Do this
The entries that follow should be written out exactly.

Data for this task
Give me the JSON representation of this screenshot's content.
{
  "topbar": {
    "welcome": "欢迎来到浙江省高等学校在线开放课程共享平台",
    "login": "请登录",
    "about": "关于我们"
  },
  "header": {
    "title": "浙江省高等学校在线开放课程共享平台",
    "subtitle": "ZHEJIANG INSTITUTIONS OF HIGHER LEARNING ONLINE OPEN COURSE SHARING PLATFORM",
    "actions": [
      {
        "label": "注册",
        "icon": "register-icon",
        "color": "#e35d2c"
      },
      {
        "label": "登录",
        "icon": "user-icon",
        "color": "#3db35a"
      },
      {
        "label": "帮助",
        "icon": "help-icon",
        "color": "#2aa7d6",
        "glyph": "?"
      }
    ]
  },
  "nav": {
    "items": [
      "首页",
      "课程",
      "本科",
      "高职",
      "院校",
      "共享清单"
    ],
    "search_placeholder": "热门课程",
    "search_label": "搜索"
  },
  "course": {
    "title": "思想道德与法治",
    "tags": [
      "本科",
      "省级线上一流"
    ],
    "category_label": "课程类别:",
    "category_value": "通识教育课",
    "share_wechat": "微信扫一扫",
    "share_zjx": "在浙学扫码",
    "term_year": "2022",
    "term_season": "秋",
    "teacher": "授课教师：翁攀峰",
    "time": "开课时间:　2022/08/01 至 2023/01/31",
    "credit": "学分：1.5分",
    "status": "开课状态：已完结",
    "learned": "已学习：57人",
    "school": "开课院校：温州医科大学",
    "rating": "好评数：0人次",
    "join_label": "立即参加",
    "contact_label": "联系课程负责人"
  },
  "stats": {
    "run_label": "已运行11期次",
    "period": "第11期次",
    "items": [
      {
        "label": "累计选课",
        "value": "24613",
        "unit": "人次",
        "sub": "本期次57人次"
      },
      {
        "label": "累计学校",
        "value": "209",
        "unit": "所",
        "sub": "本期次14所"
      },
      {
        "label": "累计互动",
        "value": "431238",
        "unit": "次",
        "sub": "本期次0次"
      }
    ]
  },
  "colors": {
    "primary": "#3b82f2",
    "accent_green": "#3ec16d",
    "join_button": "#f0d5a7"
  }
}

Final result
Give me the JSON representation of this screenshot's content.
{
  "topbar": {
    "welcome": "欢迎来到浙江省高等学校在线开放课程共享平台",
    "login": "请登录",
    "about": "关于我们"
  },
  "header": {
    "title": "浙江省高等学校在线开放课程共享平台",
    "subtitle": "ZHEJIANG INSTITUTIONS OF HIGHER LEARNING ONLINE OPEN COURSE SHARING PLATFORM",
    "actions": [
      {
        "label": "注册",
        "icon": "register-icon",
        "color": "#e35d2c"
      },
      {
        "label": "登录",
        "icon": "user-icon",
        "color": "#3db35a"
      },
      {
        "label": "帮助",
        "icon": "help-icon",
        "color": "#2aa7d6",
        "glyph": "?"
      }
    ]
  },
  "nav": {
    "items": [
      "首页",
      "课程",
      "本科",
      "高职",
      "院校",
      "共享清单"
    ],
    "search_placeholder": "热门课程",
    "search_label": "搜索"
  },
  "course": {
    "title": "思想道德与法治",
    "tags": [
      "本科",
      "省级线上一流"
    ],
    "category_label": "课程类别:",
    "category_value": "通识教育课",
    "share_wechat": "微信扫一扫",
    "share_zjx": "在浙学扫码",
    "term_year": "2022",
    "term_season": "秋",
    "teacher": "授课教师：翁攀峰",
    "time": "开课时间:　2022/08/01 至 2023/01/31",
    "credit": "学分：1.5分",
    "status": "开课状态：已完结",
    "learned": "已学习：57人",
    "school": "开课院校：温州医科大学",
    "rating": "好评数：0人次",
    "join_label": "立即参加",
    "contact_label": "联系课程负责人"
  },
  "stats": {
    "run_label": "已运行11期次",
    "period": "第11期次",
    "items": [
      {
        "label": "累计选课",
        "value": "24613",
        "unit": "人次",
        "sub": "本期次57人次"
      },
      {
        "label": "累计学校",
        "value": "209",
        "unit": "所",
        "sub": "本期次14所"
      },
      {
        "label": "累计互动",
        "value": "431238",
        "unit": "次",
        "sub": "本期次0次"
      }
    ]
  },
  "colors": {
    "primary": "#3b82f2",
    "accent_green": "#3ec16d",
    "join_button": "#f0d5a7"
  }
}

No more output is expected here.